Quote the whole listing verbatim.

▸ Information shown:
────────────────────
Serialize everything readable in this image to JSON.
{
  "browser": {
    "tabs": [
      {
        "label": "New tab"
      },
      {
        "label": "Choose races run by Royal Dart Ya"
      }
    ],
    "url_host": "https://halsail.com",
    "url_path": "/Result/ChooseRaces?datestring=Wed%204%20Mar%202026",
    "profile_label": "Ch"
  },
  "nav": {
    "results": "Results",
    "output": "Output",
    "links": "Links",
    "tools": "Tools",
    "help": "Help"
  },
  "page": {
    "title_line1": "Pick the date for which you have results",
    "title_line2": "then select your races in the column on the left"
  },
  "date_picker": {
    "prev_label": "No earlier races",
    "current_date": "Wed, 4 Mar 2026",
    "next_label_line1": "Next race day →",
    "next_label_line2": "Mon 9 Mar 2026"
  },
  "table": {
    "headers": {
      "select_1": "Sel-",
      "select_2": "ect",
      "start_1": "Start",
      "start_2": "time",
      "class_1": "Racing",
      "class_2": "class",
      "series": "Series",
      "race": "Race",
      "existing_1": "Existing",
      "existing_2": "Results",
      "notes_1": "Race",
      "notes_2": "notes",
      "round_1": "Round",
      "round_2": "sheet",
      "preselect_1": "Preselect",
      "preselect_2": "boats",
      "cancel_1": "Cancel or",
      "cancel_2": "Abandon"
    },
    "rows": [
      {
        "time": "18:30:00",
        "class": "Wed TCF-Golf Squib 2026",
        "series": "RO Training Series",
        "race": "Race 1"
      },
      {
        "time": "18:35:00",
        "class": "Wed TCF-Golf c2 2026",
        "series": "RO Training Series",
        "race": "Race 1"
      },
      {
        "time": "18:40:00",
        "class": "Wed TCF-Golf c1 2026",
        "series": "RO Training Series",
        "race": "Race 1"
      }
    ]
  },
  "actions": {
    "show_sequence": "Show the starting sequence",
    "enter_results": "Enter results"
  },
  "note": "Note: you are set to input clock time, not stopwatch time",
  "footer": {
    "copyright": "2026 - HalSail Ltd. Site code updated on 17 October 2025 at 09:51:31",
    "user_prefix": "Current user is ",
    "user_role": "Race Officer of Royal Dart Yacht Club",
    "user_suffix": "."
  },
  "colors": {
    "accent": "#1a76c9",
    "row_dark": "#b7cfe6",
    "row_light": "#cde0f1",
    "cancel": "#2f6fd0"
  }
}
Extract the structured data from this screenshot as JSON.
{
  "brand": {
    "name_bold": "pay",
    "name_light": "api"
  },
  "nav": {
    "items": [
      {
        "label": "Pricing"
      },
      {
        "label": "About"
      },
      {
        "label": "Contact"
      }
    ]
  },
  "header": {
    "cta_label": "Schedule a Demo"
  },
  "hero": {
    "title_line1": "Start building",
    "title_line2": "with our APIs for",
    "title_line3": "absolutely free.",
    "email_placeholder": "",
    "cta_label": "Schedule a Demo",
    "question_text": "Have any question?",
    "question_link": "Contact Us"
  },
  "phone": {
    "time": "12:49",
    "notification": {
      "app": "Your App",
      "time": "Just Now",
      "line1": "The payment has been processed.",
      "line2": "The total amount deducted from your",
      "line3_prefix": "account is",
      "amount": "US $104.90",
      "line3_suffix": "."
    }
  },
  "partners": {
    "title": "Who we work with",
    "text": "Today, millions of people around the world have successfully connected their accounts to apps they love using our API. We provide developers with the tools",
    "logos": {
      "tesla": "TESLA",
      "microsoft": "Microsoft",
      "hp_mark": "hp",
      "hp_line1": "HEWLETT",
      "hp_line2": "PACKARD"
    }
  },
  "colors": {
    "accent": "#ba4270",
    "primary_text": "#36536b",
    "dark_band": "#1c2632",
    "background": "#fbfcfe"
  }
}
────────────────────
▸ Finished task:
Serialize everything readable in this image to JSON.
{
  "browser": {
    "tabs": [
      {
        "label": "New tab"
      },
      {
        "label": "Choose races run by Royal Dart Ya"
      }
    ],
    "url_host": "https://halsail.com",
    "url_path": "/Result/ChooseRaces?datestring=Wed%204%20Mar%202026",
    "profile_label": "Ch"
  },
  "nav": {
    "results": "Results",
    "output": "Output",
    "links": "Links",
    "tools": "Tools",
    "help": "Help"
  },
  "page": {
    "title_line1": "Pick the date for which you have results",
    "title_line2": "then select your races in the column on the left"
  },
  "date_picker": {
    "prev_label": "No earlier races",
    "current_date": "Wed, 4 Mar 2026",
    "next_label_line1": "Next race day →",
    "next_label_line2": "Mon 9 Mar 2026"
  },
  "table": {
    "headers": {
      "select_1": "Sel-",
      "select_2": "ect",
      "start_1": "Start",
      "start_2": "time",
      "class_1": "Racing",
      "class_2": "class",
      "series": "Series",
      "race": "Race",
      "existing_1": "Existing",
      "existing_2": "Results",
      "notes_1": "Race",
      "notes_2": "notes",
      "round_1": "Round",
      "round_2": "sheet",
      "preselect_1": "Preselect",
      "preselect_2": "boats",
      "cancel_1": "Cancel or",
      "cancel_2": "Abandon"
    },
    "rows": [
      {
        "time": "18:30:00",
        "class": "Wed TCF-Golf Squib 2026",
        "series": "RO Training Series",
        "race": "Race 1"
      },
      {
        "time": "18:35:00",
        "class": "Wed TCF-Golf c2 2026",
        "series": "RO Training Series",
        "race": "Race 1"
      },
      {
        "time": "18:40:00",
        "class": "Wed TCF-Golf c1 2026",
        "series": "RO Training Series",
        "race": "Race 1"
      }
    ]
  },
  "actions": {
    "show_sequence": "Show the starting sequence",
    "enter_results": "Enter results"
  },
  "note": "Note: you are set to input clock time, not stopwatch time",
  "footer": {
    "copyright": "2026 - HalSail Ltd. Site code updated on 17 October 2025 at 09:51:31",
    "user_prefix": "Current user is ",
    "user_role": "Race Officer of Royal Dart Yacht Club",
    "user_suffix": "."
  },
  "colors": {
    "accent": "#1a76c9",
    "row_dark": "#b7cfe6",
    "row_light": "#cde0f1",
    "cancel": "#2f6fd0"
  }
}
Extract the structured data from this screenshot as JSON.
{
  "brand": {
    "name_bold": "pay",
    "name_light": "api"
  },
  "nav": {
    "items": [
      {
        "label": "Pricing"
      },
      {
        "label": "About"
      },
      {
        "label": "Contact"
      }
    ]
  },
  "header": {
    "cta_label": "Schedule a Demo"
  },
  "hero": {
    "title_line1": "Start building",
    "title_line2": "with our APIs for",
    "title_line3": "absolutely free.",
    "email_placeholder": "",
    "cta_label": "Schedule a Demo",
    "question_text": "Have any question?",
    "question_link": "Contact Us"
  },
  "phone": {
    "time": "12:49",
    "notification": {
      "app": "Your App",
      "time": "Just Now",
      "line1": "The payment has been processed.",
      "line2": "The total amount deducted from your",
      "line3_prefix": "account is",
      "amount": "US $104.90",
      "line3_suffix": "."
    }
  },
  "partners": {
    "title": "Who we work with",
    "text": "Today, millions of people around the world have successfully connected their accounts to apps they love using our API. We provide developers with the tools",
    "logos": {
      "tesla": "TESLA",
      "microsoft": "Microsoft",
      "hp_mark": "hp",
      "hp_line1": "HEWLETT",
      "hp_line2": "PACKARD"
    }
  },
  "colors": {
    "accent": "#ba4270",
    "primary_text": "#36536b",
    "dark_band": "#1c2632",
    "background": "#fbfcfe"
  }
}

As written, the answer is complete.